-- start --

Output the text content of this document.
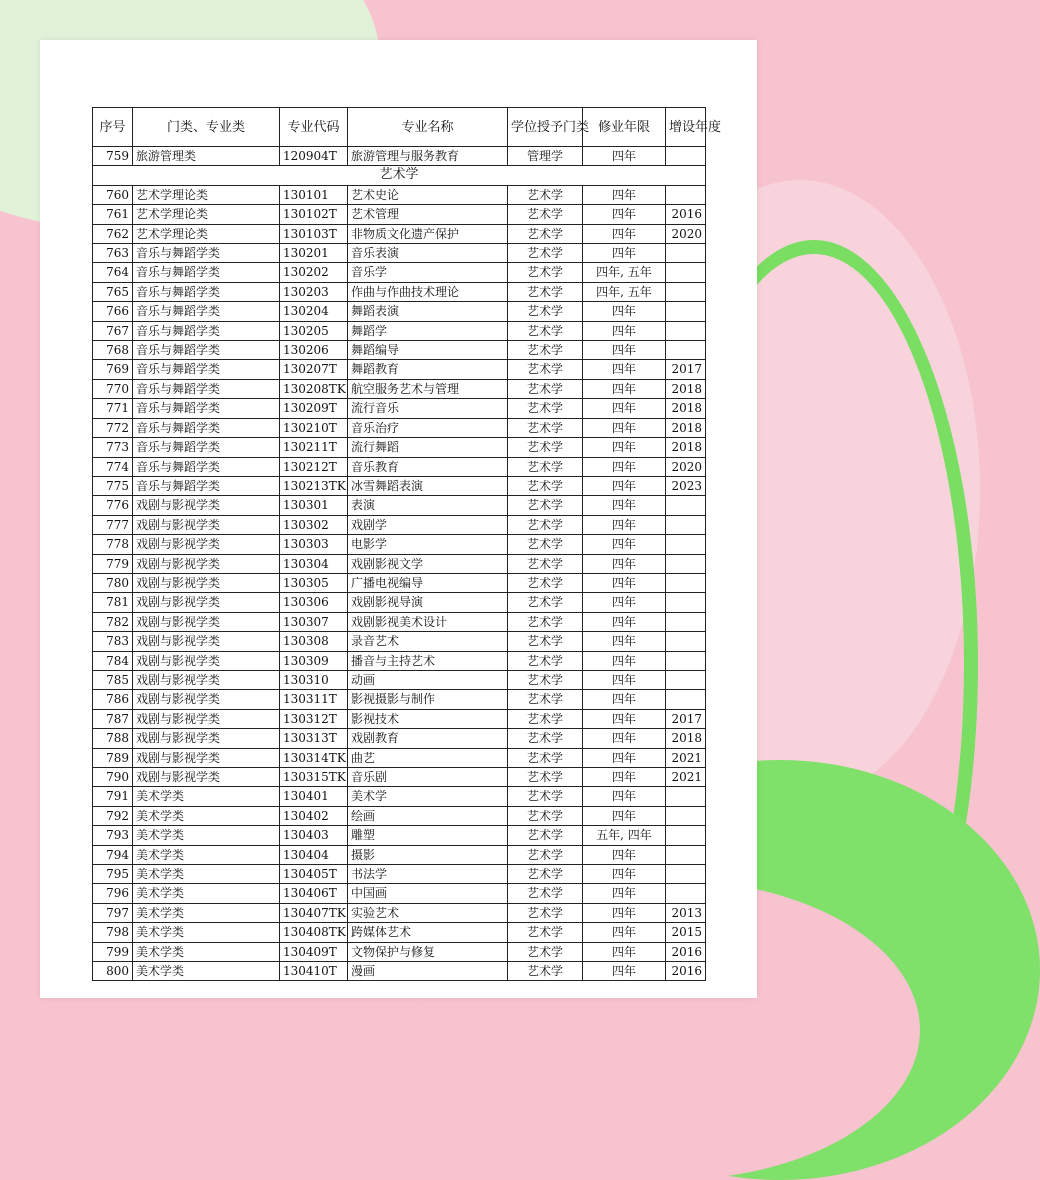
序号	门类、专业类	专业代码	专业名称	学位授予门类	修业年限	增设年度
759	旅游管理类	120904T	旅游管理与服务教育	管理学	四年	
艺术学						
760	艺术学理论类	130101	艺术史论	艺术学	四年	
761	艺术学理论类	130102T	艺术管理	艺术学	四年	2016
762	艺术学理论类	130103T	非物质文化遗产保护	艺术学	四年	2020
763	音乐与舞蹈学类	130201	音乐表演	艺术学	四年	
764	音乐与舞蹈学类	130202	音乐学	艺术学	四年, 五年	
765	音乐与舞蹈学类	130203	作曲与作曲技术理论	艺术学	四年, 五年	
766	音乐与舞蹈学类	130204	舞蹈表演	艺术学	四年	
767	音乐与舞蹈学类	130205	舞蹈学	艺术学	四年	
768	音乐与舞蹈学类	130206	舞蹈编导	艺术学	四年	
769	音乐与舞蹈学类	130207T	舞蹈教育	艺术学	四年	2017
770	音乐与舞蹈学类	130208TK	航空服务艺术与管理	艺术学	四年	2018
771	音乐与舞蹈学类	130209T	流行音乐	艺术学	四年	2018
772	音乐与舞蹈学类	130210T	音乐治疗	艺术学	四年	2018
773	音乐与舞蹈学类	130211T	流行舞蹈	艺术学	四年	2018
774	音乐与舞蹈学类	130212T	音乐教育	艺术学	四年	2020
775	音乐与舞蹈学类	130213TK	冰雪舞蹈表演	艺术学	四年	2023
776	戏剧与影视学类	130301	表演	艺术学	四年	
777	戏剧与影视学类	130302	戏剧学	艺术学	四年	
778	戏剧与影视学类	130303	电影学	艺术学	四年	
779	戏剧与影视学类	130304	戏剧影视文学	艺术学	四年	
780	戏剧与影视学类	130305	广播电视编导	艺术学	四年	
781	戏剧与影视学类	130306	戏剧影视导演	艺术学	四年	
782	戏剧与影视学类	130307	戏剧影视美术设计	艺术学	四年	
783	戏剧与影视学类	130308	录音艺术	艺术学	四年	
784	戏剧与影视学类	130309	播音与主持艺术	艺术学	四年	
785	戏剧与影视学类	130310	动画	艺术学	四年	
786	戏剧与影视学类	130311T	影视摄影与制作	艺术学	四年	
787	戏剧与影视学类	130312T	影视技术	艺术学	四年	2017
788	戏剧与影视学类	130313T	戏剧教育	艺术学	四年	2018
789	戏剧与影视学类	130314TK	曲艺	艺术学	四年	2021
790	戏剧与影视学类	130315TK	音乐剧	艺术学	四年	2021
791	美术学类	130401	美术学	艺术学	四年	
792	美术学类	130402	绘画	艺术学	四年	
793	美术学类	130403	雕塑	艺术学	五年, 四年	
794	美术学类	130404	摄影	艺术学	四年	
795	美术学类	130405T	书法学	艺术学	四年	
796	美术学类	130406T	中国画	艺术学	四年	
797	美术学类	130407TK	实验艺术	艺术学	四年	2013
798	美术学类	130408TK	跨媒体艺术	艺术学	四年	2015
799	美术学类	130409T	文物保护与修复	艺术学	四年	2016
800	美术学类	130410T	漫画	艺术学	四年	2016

-- end --
-- start --

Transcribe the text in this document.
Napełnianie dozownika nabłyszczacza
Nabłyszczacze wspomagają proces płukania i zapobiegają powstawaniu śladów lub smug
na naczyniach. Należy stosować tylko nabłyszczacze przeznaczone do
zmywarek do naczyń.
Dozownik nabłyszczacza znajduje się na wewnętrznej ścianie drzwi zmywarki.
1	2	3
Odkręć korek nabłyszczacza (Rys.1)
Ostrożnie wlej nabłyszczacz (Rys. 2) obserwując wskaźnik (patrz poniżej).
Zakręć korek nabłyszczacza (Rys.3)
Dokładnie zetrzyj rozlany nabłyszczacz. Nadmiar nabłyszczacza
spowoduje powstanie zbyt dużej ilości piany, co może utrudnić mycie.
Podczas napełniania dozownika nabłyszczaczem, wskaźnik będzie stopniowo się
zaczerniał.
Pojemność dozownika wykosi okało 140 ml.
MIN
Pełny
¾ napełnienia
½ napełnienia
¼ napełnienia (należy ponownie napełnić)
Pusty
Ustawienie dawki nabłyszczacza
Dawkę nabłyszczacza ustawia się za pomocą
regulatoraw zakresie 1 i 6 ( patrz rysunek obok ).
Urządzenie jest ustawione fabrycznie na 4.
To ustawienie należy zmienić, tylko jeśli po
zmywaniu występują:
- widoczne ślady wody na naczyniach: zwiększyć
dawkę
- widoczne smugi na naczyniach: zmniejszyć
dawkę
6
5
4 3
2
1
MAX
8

-- end --
-- start --

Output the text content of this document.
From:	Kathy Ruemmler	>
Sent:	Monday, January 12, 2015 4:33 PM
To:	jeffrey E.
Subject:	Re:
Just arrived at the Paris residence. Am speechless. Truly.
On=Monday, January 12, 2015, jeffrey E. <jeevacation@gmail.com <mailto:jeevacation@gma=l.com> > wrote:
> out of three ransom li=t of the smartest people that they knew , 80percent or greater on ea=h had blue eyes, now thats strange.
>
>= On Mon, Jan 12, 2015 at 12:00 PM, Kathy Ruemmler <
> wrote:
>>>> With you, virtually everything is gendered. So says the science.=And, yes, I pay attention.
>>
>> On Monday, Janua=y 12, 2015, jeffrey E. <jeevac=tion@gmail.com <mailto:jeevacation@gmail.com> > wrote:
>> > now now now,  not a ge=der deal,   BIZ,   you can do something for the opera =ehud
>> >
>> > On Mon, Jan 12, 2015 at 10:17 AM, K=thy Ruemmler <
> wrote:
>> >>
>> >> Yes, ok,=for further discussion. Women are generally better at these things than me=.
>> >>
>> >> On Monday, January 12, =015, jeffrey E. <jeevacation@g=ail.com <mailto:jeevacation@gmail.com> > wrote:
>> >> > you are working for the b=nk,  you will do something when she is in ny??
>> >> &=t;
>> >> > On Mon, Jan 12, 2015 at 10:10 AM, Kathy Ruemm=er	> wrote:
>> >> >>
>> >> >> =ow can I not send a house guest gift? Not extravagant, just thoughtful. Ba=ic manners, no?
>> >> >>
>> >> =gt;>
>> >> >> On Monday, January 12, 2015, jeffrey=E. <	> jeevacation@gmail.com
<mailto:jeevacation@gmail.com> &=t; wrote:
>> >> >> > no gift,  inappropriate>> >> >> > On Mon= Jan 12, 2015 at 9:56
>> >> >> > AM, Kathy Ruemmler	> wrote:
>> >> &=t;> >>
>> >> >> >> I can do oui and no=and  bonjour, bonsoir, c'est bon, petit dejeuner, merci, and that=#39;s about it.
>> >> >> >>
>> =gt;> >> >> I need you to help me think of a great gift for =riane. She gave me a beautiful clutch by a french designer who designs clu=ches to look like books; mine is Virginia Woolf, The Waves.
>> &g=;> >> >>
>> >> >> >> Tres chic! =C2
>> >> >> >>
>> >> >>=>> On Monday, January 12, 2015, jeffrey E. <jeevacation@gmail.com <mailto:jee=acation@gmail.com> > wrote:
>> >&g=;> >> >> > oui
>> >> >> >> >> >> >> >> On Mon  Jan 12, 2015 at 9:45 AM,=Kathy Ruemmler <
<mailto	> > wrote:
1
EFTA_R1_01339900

-- end --

### Set exercise
Each line holding "gmail" must be found and copied.

### Finished answer
On=Monday, January 12, 2015, jeffrey E. <jeevacation@gmail.com <mailto:jeevacation@gma=l.com> > wrote:
>> On Monday, Janua=y 12, 2015, jeffrey E. <jeevac=tion@gmail.com <mailto:jeevacation@gmail.com> > wrote:
>> >> On Monday, January 12, =015, jeffrey E. <jeevacation@g=ail.com <mailto:jeevacation@gmail.com> > wrote:
>> >> >> On Monday, January 12, 2015, jeffrey=E. <	> jeevacation@gmail.com
<mailto:jeevacation@gmail.com> &=t; wrote:
>> >> >>=>> On Monday, January 12, 2015, jeffrey E. <jeevacation@gmail.com <mailto:jee=acation@gmail.com> > wrote:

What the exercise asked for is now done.